* start *

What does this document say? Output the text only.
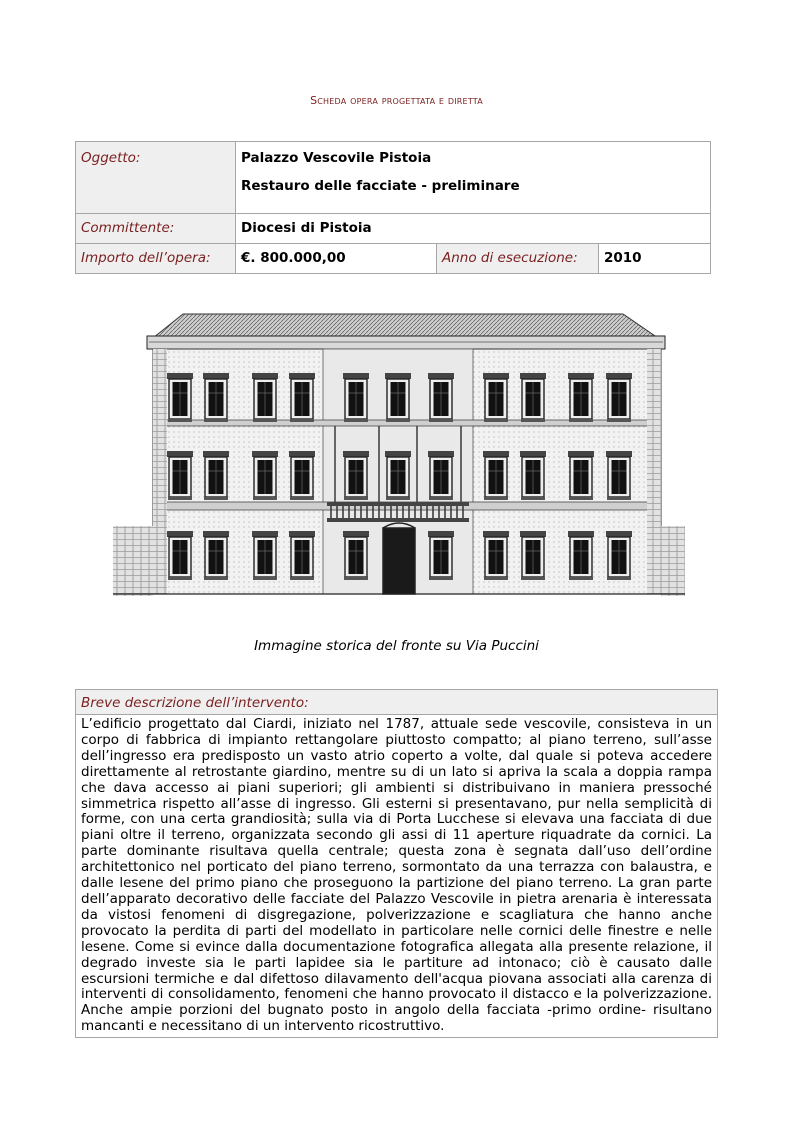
Scheda opera progettata e diretta
Oggetto:	Palazzo Vescovile Pistoia

Restauro delle facciate - preliminare		

Committente:	Diocesi di Pistoia		
Importo dell’opera:	€. 800.000,00	Anno di esecuzione:	2010
Immagine storica del fronte su Via Puccini
Breve descrizione dell’intervento:
L’edificio progettato dal Ciardi, iniziato nel 1787, attuale sede vescovile, consisteva in un corpo di fabbrica di impianto rettangolare piuttosto compatto; al piano terreno, sull’asse dell’ingresso era predisposto un vasto atrio coperto a volte, dal quale si poteva accedere direttamente al retrostante giardino, mentre su di un lato si apriva la scala a doppia rampa che dava accesso ai piani superiori; gli ambienti si distribuivano in maniera pressoché simmetrica rispetto all’asse di ingresso. Gli esterni si presentavano, pur nella semplicità di forme, con una certa grandiosità; sulla via di Porta Lucchese si elevava una facciata di due piani oltre il terreno, organizzata secondo gli assi di 11 aperture riquadrate da cornici. La parte dominante risultava quella centrale; questa zona è segnata dall’uso dell’ordine architettonico nel porticato del piano terreno, sormontato da una terrazza con balaustra, e dalle lesene del primo piano che proseguono la partizione del piano terreno. La gran parte dell’apparato decorativo delle facciate del Palazzo Vescovile in pietra arenaria è interessata da vistosi fenomeni di disgregazione, polverizzazione e scagliatura che hanno anche provocato la perdita di parti del modellato in particolare nelle cornici delle finestre e nelle lesene. Come si evince dalla documentazione fotografica allegata alla presente relazione, il degrado investe sia le parti lapidee sia le partiture ad intonaco; ciò è causato dalle escursioni termiche e dal difettoso dilavamento dell'acqua piovana associati alla carenza di interventi di consolidamento, fenomeni che hanno provocato il distacco e la polverizzazione. Anche ampie porzioni del bugnato posto in angolo della facciata -primo ordine- risultano mancanti e necessitano di un intervento ricostruttivo.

* end *

* [YOUR TASK]: Select the lines from the entries that include the word "Pistoia".

* [SOLUTION FOR THIS PROBLEM]:
Oggetto:	Palazzo Vescovile Pistoia
Committente:	Diocesi di Pistoia		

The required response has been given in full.